Dataset records
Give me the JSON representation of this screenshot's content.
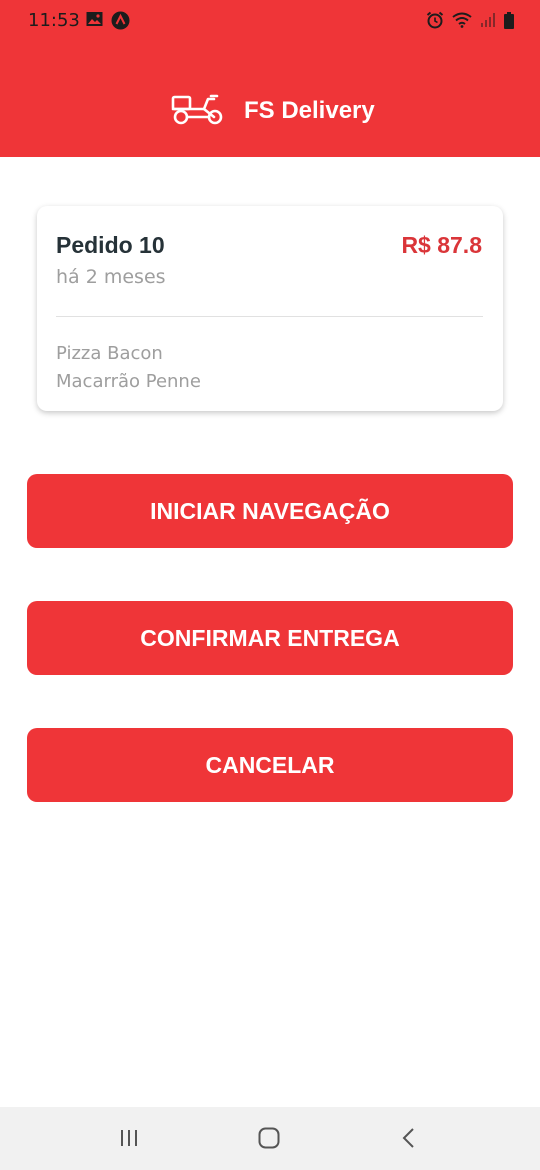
{
  "status_bar": {
    "time": "11:53"
  },
  "header": {
    "title": "FS Delivery",
    "logo_icon": "delivery-scooter-icon"
  },
  "order": {
    "title": "Pedido 10",
    "price": "R$ 87.8",
    "time_ago": "há 2 meses",
    "items": [
      "Pizza Bacon",
      "Macarrão Penne"
    ]
  },
  "actions": {
    "start_navigation": "INICIAR NAVEGAÇÃO",
    "confirm_delivery": "CONFIRMAR ENTREGA",
    "cancel": "CANCELAR"
  },
  "colors": {
    "primary": "#ef3538",
    "price": "#da3539",
    "title_text": "#263238",
    "muted_text": "#9e9e9e"
  }
}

(TASK BRIEF)
Output the lines above in full and exactly as given, omitting any pictures.

(SOLUTION TO THIS EXERCISE)
Give me the JSON representation of this screenshot's content.
{
  "status_bar": {
    "time": "11:53"
  },
  "header": {
    "title": "FS Delivery",
    "logo_icon": "delivery-scooter-icon"
  },
  "order": {
    "title": "Pedido 10",
    "price": "R$ 87.8",
    "time_ago": "há 2 meses",
    "items": [
      "Pizza Bacon",
      "Macarrão Penne"
    ]
  },
  "actions": {
    "start_navigation": "INICIAR NAVEGAÇÃO",
    "confirm_delivery": "CONFIRMAR ENTREGA",
    "cancel": "CANCELAR"
  },
  "colors": {
    "primary": "#ef3538",
    "price": "#da3539",
    "title_text": "#263238",
    "muted_text": "#9e9e9e"
  }
}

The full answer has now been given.